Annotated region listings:

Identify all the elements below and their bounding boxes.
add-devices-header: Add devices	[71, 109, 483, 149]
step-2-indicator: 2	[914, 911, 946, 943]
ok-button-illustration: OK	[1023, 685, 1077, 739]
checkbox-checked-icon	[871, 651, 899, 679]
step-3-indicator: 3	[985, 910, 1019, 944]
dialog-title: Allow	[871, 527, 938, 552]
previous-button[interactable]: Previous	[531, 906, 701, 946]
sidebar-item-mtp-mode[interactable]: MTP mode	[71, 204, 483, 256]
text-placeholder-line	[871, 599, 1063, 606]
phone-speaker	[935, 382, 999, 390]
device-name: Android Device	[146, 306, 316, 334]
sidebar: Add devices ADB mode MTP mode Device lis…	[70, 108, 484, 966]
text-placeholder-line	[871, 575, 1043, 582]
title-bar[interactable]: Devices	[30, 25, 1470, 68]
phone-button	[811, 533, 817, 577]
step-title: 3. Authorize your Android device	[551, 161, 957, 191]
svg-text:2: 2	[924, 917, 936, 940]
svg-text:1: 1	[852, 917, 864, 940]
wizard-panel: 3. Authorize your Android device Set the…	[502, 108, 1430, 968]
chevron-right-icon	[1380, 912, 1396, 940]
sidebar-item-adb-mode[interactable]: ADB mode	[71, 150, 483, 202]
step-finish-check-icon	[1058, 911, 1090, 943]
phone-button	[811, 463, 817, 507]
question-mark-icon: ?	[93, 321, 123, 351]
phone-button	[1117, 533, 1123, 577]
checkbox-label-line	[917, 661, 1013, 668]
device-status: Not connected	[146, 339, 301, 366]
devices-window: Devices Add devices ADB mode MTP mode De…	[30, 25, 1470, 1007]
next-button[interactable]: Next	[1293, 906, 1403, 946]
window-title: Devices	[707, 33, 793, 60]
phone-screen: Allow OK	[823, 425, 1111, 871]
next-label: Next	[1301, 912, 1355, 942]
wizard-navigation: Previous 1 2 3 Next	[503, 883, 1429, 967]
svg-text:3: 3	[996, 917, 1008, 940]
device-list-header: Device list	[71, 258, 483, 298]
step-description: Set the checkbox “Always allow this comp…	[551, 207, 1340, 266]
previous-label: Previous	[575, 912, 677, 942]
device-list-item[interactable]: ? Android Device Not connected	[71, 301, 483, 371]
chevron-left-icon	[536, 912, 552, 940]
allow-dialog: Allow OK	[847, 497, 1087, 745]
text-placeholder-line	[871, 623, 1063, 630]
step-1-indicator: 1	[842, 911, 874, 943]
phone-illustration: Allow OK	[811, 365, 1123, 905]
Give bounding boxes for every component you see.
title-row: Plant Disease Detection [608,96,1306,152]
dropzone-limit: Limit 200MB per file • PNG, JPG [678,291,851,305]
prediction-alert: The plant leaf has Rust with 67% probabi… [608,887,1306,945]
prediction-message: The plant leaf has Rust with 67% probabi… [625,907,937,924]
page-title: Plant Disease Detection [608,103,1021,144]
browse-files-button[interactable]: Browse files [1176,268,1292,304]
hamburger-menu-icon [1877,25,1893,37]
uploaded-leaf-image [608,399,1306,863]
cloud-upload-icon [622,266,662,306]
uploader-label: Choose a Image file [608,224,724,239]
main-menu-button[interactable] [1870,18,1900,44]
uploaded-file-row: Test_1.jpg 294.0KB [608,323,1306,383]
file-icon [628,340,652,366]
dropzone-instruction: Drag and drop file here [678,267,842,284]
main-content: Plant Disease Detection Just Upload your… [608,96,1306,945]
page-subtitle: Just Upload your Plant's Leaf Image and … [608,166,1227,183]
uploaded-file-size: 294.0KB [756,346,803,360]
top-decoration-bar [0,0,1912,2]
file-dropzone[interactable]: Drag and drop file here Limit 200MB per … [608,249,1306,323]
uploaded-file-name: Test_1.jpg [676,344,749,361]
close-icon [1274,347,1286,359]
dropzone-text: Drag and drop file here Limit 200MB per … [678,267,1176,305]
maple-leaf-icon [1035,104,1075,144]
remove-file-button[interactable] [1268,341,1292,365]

= Task statement =
Put every line of the records above into a JSON list of strings, one string per line, leaving out blank lines.

= Task result =
[
  "Identify all the elements below and their bounding boxes.",
  "add-devices-header: Add devices\t[71, 109, 483, 149]",
  "step-2-indicator: 2\t[914, 911, 946, 943]",
  "ok-button-illustration: OK\t[1023, 685, 1077, 739]",
  "checkbox-checked-icon\t[871, 651, 899, 679]",
  "step-3-indicator: 3\t[985, 910, 1019, 944]",
  "dialog-title: Allow\t[871, 527, 938, 552]",
  "previous-button[interactable]: Previous\t[531, 906, 701, 946]",
  "sidebar-item-mtp-mode[interactable]: MTP mode\t[71, 204, 483, 256]",
  "text-placeholder-line\t[871, 599, 1063, 606]",
  "phone-speaker\t[935, 382, 999, 390]",
  "device-name: Android Device\t[146, 306, 316, 334]",
  "sidebar: Add devices ADB mode MTP mode Device lis…\t[70, 108, 484, 966]",
  "text-placeholder-line\t[871, 575, 1043, 582]",
  "title-bar[interactable]: Devices\t[30, 25, 1470, 68]",
  "phone-button\t[811, 533, 817, 577]",
  "step-title: 3. Authorize your Android device\t[551, 161, 957, 191]",
  "svg-text:2: 2\t[924, 917, 936, 940]",
  "svg-text:1: 1\t[852, 917, 864, 940]",
  "wizard-panel: 3. Authorize your Android device Set the…\t[502, 108, 1430, 968]",
  "chevron-right-icon\t[1380, 912, 1396, 940]",
  "sidebar-item-adb-mode[interactable]: ADB mode\t[71, 150, 483, 202]",
  "step-finish-check-icon\t[1058, 911, 1090, 943]",
  "phone-button\t[811, 463, 817, 507]",
  "question-mark-icon: ?\t[93, 321, 123, 351]",
  "phone-button\t[1117, 533, 1123, 577]",
  "checkbox-label-line\t[917, 661, 1013, 668]",
  "device-status: Not connected\t[146, 339, 301, 366]",
  "devices-window: Devices Add devices ADB mode MTP mode De…\t[30, 25, 1470, 1007]",
  "next-button[interactable]: Next\t[1293, 906, 1403, 946]",
  "window-title: Devices\t[707, 33, 793, 60]",
  "phone-screen: Allow OK\t[823, 425, 1111, 871]",
  "next-label: Next\t[1301, 912, 1355, 942]",
  "wizard-navigation: Previous 1 2 3 Next\t[503, 883, 1429, 967]",
  "svg-text:3: 3\t[996, 917, 1008, 940]",
  "device-list-header: Device list\t[71, 258, 483, 298]",
  "step-description: Set the checkbox “Always allow this comp…\t[551, 207, 1340, 266]",
  "previous-label: Previous\t[575, 912, 677, 942]",
  "device-list-item[interactable]: ? Android Device Not connected\t[71, 301, 483, 371]",
  "chevron-left-icon\t[536, 912, 552, 940]",
  "allow-dialog: Allow OK\t[847, 497, 1087, 745]",
  "text-placeholder-line\t[871, 623, 1063, 630]",
  "step-1-indicator: 1\t[842, 911, 874, 943]",
  "phone-illustration: Allow OK\t[811, 365, 1123, 905]",
  "Give bounding boxes for every component you see.",
  "title-row: Plant Disease Detection [608,96,1306,152]",
  "dropzone-limit: Limit 200MB per file • PNG, JPG [678,291,851,305]",
  "prediction-alert: The plant leaf has Rust with 67% probabi… [608,887,1306,945]",
  "prediction-message: The plant leaf has Rust with 67% probabi… [625,907,937,924]",
  "page-title: Plant Disease Detection [608,103,1021,144]",
  "browse-files-button[interactable]: Browse files [1176,268,1292,304]",
  "hamburger-menu-icon [1877,25,1893,37]",
  "uploaded-leaf-image [608,399,1306,863]",
  "cloud-upload-icon [622,266,662,306]",
  "uploader-label: Choose a Image file [608,224,724,239]",
  "main-menu-button[interactable] [1870,18,1900,44]",
  "uploaded-file-row: Test_1.jpg 294.0KB [608,323,1306,383]",
  "file-icon [628,340,652,366]",
  "dropzone-instruction: Drag and drop file here [678,267,842,284]",
  "main-content: Plant Disease Detection Just Upload your… [608,96,1306,945]",
  "page-subtitle: Just Upload your Plant's Leaf Image and … [608,166,1227,183]",
  "uploaded-file-size: 294.0KB [756,346,803,360]",
  "top-decoration-bar [0,0,1912,2]",
  "file-dropzone[interactable]: Drag and drop file here Limit 200MB per … [608,249,1306,323]",
  "uploaded-file-name: Test_1.jpg [676,344,749,361]",
  "close-icon [1274,347,1286,359]",
  "dropzone-text: Drag and drop file here Limit 200MB per … [678,267,1176,305]",
  "maple-leaf-icon [1035,104,1075,144]",
  "remove-file-button[interactable] [1268,341,1292,365]"
]